# Lighting. 13W or 26W??



## Ulisesfrb (Dec 8, 2008)

Hello, I'm planning on using an Exo Terra Canopy Compact light for a Exo Terra 18x18x18 vivarium. Which bulb would be better a 13W or a 16W?? Do you have any other lighting recommendations besides this type of lamp?? Thanks.

Ulises


----------



## ChrisK (Oct 28, 2008)

I think you meant 26W not 16, the 26 would probably be better, you can get them cheaper in hardware stores, unless you're talking about the UVB bulbs, I actually got a 23W for my 18 tall and 2 23W's for my 24 tall with the exo terra canopies


----------



## Ulisesfrb (Dec 8, 2008)

Yeah, sorry. I meant 26. So the UV bulbs are not necessary??
Thanks for your reply.

Ulises


----------



## ChrisK (Oct 28, 2008)

It depends, what kinds of frogs and what kind of lid are you gonna use?


----------



## Ulisesfrb (Dec 8, 2008)

I have not decided yet, but I'm thinking auratus, tincs or azureus since these are known to be the best for a novice, which is my case. As for the top, well I was thinking of getting a glass top.


Ulises


----------



## ggazonas (May 11, 2008)

The type of light is more important for the plants than the frogs.As long as the frogs get a 12 hour or so light cycle they will be fine.

» **Provided data**

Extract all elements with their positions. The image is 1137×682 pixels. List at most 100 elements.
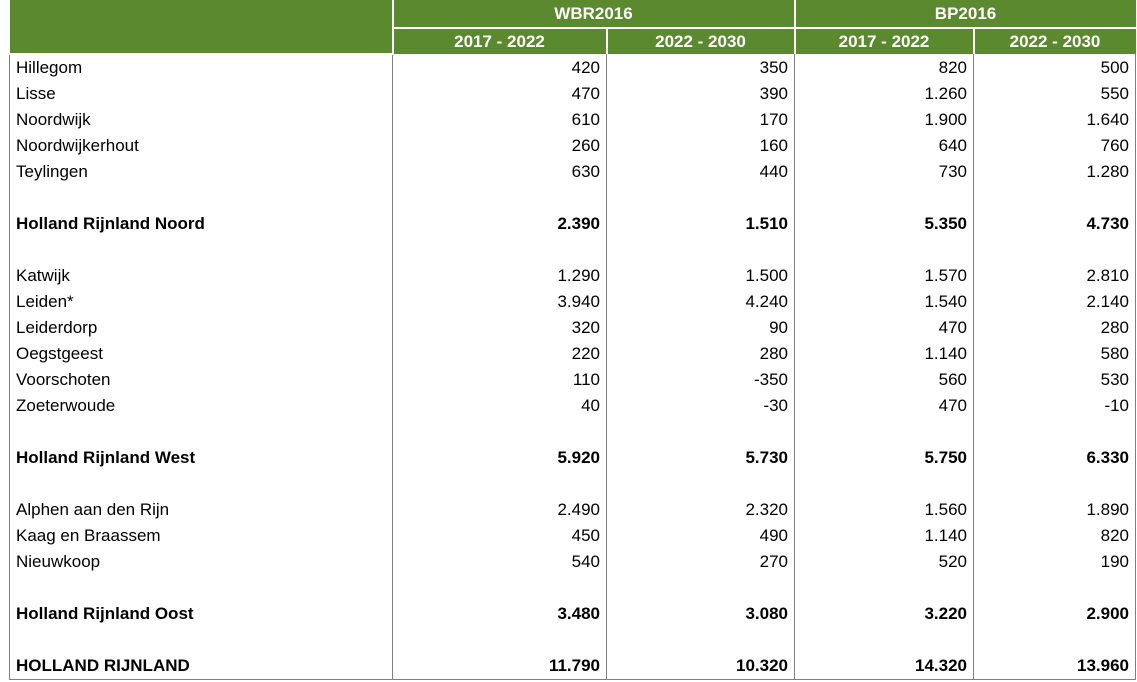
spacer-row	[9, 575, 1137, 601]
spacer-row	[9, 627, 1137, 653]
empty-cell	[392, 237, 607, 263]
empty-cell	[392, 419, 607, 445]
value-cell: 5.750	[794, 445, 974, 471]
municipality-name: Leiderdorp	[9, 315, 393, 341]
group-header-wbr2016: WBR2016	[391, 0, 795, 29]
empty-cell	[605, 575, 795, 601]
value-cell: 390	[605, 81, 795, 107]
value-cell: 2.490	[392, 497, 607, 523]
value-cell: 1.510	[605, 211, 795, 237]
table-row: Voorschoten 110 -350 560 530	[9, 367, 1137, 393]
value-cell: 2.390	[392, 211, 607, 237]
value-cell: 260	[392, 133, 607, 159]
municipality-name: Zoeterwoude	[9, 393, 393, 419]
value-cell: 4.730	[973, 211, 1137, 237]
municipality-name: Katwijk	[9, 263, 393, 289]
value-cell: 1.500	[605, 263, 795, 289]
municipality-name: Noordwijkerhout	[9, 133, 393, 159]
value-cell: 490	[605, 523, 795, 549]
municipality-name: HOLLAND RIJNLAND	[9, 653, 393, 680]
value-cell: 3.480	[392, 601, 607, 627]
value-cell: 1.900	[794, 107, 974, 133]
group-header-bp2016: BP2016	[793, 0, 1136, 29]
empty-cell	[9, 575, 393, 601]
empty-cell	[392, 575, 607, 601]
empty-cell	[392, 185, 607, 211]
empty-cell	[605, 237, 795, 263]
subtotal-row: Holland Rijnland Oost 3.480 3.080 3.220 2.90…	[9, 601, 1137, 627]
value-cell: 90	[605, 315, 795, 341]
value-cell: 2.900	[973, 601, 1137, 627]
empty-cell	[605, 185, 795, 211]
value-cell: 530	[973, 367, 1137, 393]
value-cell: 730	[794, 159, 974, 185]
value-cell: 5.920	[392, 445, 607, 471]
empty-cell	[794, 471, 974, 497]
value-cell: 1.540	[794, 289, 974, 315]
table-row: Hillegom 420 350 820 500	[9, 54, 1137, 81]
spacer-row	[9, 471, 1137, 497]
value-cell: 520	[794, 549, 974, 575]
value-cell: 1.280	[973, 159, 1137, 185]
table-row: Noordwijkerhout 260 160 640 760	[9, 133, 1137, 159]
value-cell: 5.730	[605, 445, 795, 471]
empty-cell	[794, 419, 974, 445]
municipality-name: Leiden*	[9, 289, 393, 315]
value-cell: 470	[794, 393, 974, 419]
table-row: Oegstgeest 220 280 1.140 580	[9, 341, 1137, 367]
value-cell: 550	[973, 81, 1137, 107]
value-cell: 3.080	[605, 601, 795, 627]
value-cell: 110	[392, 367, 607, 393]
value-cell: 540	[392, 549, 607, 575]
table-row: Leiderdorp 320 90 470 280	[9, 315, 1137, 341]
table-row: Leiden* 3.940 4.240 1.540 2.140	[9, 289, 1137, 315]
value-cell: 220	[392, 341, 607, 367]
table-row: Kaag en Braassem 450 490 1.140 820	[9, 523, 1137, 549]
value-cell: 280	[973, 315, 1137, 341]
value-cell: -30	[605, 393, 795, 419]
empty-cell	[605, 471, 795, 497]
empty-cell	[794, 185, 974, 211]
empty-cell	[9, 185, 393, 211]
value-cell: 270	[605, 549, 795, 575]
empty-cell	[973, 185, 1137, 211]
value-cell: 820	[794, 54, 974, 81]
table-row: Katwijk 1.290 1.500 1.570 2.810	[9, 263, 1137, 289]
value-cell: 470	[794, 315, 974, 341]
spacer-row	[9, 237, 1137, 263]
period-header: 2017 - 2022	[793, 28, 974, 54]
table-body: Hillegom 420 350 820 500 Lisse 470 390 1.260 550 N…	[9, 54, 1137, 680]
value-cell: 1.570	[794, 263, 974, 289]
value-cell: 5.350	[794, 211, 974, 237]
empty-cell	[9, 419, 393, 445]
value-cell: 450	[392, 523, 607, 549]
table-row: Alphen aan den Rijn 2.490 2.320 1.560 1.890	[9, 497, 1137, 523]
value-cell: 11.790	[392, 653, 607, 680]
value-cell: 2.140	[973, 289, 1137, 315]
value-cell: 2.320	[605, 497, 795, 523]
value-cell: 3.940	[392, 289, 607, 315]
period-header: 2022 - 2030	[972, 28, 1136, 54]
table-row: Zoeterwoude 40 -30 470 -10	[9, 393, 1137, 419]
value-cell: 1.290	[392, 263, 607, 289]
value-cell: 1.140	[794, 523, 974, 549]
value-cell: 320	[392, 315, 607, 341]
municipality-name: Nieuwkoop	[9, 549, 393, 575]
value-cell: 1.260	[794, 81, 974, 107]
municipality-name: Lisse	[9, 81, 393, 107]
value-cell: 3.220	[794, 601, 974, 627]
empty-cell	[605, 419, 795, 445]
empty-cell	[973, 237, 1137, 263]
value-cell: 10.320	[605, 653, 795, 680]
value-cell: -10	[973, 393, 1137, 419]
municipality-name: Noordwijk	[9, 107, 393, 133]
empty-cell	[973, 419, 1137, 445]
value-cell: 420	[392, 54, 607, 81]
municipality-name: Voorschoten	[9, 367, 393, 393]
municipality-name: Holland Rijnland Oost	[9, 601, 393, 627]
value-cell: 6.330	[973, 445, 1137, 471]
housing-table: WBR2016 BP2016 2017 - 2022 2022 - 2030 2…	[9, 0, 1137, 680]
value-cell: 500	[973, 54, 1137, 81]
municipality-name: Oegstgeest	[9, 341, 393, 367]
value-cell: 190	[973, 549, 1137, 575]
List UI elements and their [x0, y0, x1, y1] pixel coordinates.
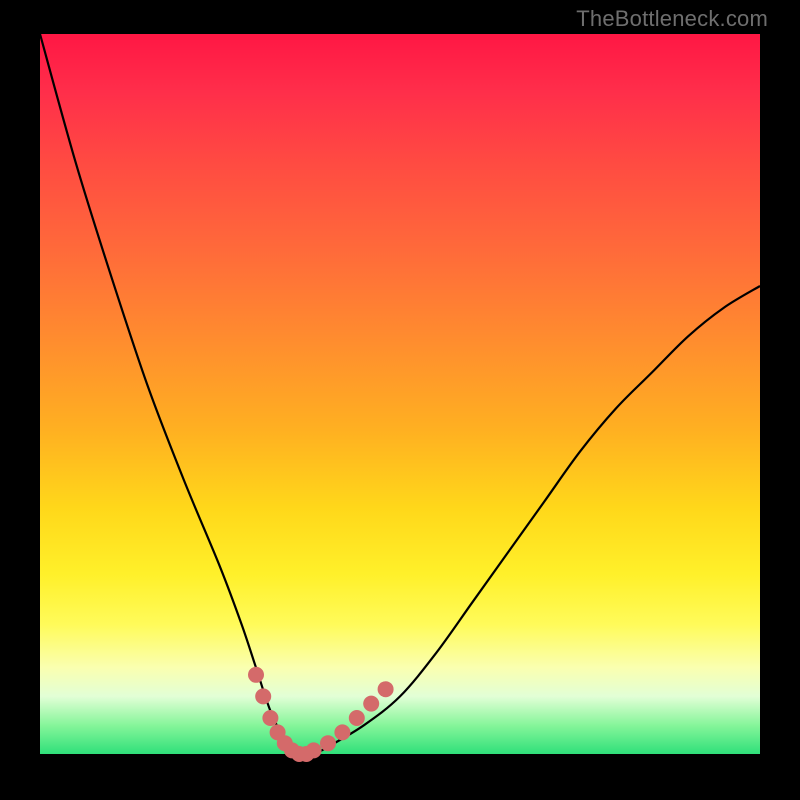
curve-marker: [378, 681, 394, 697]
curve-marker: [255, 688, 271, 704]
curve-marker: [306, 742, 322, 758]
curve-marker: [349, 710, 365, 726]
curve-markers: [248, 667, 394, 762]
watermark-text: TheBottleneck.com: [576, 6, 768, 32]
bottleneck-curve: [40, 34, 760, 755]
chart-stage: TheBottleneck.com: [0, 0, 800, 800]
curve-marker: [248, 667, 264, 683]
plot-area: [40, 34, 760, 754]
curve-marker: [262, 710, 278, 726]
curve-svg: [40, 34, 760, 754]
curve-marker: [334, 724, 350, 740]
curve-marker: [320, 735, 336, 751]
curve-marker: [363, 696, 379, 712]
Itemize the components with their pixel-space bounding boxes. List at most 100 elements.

» **Work to complete**
[1] In the vivarium lighting thread, translate this sentence into Spanish: "The type of light is more important for the plants than the frogs."
[2] According to the vivarium lighting thread, which frogs is Ulises considering as a novice?
[3] Write the next post in the vivarium lighting thread, following on from its final reply.

» **Responses to the exercise**
[1] El tipo de luz es más importante para las plantas que para las ranas.

[2] Auratus, tincs or azureus.

[3]
I generally use T5 plant bulbs, or the exoterra s that you are speaking of.

In your case I would go with 13 W only because the 26 W will emit more heat. The plants will grow fine with the 13W


----------



## ChrisK (Oct 28, 2008)

a 23W bulb isn't really making my 18" tall any warmer especially with lexan laying on top of the screen and it definitely looks brighter than it did when there was a 13W on there, those frogs you mentioned probably don't need UVB


----------



## Ulisesfrb (Dec 8, 2008)

So the 23W regular fluorescent light bulb should be fine then Chis?? Are your plants healthy and green??


----------



## ChrisK (Oct 28, 2008)

Yeah it's been fine for me, looks better and all that's really in there is broms and a suzi wong fern since it's only a temporary tank but the fern has been doing a lot better since the 23W has been on it. Could be a coincidence, but I like the brightness better anyway


----------



## ChrisK (Oct 28, 2008)

Also just noticed that yours is wider (18x18x18 compared to my 12x12x18), are you gonna be using the 2 bulb or 1 bulb compact top? If it's 1 bulb then you might need the 23 or 26, as always monitor your temps but it hasn't changed my temp at all so I don't see why it would yours


----------



## Ulisesfrb (Dec 8, 2008)

I'll be using the two bulb.


----------



## ChrisK (Oct 28, 2008)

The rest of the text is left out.